Short task
Pick out every line of the entries below where "социально" occurs, and copy those lines.

(Part of a data file)

-.-.-

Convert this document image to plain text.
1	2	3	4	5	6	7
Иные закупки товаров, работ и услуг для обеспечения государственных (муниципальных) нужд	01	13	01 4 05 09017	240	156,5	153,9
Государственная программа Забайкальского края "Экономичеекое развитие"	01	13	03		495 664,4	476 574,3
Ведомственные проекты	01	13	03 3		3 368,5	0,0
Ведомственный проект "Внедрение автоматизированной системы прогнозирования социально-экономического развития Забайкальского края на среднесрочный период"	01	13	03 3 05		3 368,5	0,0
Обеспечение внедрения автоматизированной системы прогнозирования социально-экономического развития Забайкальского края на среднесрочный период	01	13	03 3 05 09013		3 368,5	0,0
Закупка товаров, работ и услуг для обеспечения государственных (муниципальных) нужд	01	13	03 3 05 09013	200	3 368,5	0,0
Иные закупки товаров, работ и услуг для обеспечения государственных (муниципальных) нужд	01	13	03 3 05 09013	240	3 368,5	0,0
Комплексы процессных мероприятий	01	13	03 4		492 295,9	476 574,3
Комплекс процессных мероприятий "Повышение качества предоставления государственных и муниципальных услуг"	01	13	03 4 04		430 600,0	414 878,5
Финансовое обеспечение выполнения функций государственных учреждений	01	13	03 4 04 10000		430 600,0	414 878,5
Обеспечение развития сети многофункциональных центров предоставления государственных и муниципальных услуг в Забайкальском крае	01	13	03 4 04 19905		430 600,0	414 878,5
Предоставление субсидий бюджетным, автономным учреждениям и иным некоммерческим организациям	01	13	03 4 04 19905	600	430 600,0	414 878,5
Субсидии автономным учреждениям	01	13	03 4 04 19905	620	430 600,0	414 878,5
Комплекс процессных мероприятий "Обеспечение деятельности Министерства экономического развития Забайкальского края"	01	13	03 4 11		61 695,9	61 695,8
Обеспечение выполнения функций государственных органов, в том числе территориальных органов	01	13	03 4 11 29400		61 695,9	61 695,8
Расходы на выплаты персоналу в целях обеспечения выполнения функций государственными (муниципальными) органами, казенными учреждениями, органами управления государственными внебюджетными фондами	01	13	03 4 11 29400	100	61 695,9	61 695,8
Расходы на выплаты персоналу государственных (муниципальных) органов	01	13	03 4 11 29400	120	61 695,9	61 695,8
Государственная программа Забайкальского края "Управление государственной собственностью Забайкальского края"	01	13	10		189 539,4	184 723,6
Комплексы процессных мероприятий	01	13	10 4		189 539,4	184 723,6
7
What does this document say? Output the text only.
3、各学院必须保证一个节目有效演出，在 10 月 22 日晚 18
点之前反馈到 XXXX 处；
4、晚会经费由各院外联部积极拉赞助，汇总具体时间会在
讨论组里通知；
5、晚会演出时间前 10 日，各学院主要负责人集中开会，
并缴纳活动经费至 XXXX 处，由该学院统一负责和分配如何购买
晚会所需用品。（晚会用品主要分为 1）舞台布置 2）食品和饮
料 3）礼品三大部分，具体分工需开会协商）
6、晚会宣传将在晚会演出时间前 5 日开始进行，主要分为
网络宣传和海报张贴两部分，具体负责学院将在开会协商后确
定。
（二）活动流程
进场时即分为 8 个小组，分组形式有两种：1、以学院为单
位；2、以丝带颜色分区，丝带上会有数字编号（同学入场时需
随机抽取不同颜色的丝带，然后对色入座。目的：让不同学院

-.-.-

Response below
Ведомственный проект "Внедрение автоматизированной системы прогнозирования социально-экономического развития Забайкальского края на среднесрочный период"	01	13	03 3 05		3 368,5	0,0
Обеспечение внедрения автоматизированной системы прогнозирования социально-экономического развития Забайкальского края на среднесрочный период	01	13	03 3 05 09013		3 368,5	0,0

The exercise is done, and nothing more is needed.